*Exercise description*
Pick out the lines containing "true".

*Data shown*
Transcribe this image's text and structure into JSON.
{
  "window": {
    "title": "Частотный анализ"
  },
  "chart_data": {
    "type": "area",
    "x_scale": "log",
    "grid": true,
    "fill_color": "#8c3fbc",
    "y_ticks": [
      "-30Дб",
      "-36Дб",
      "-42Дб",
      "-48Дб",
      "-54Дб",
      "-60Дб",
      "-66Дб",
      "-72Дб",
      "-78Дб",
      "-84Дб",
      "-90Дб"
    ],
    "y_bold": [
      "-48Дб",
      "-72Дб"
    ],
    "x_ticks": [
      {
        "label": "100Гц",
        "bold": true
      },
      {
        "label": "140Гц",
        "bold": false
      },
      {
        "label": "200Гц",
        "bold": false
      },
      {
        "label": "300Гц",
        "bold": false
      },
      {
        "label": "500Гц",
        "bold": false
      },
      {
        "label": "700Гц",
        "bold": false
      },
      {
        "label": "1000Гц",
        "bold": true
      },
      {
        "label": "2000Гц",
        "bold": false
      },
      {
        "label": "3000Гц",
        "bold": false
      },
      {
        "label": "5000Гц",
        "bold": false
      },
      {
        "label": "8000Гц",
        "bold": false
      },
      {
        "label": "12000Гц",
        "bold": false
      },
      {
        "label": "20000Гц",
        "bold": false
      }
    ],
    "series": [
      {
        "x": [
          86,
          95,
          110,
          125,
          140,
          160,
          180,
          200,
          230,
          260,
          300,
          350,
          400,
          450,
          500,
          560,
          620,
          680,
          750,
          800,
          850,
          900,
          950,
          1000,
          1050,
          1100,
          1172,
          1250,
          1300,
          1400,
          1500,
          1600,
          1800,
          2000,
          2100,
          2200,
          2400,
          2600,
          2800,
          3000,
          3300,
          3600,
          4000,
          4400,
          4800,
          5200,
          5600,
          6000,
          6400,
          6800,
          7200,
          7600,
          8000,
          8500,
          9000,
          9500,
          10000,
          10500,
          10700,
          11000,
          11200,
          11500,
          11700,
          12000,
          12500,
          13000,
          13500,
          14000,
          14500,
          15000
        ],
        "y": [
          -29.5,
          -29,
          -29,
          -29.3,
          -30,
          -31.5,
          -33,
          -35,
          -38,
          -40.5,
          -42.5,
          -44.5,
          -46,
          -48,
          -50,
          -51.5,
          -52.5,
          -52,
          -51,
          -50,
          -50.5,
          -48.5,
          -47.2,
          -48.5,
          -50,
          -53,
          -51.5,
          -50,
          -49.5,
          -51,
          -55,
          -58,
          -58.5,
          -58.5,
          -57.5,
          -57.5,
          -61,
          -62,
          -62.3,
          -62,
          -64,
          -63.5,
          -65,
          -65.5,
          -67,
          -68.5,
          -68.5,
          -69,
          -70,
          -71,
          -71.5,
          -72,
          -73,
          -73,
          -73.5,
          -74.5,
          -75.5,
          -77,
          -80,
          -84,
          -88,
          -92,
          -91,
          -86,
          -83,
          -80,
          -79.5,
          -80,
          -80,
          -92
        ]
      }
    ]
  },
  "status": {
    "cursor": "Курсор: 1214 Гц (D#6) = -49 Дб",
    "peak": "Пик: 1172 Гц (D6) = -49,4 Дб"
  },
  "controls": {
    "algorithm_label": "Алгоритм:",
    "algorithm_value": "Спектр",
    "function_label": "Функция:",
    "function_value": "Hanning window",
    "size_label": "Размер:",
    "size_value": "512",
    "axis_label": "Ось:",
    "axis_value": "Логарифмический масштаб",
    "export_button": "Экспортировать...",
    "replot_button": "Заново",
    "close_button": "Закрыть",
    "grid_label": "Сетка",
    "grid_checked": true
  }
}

*Answer below*
    "grid": true,
        "bold": true
        "bold": true
    "grid_checked": true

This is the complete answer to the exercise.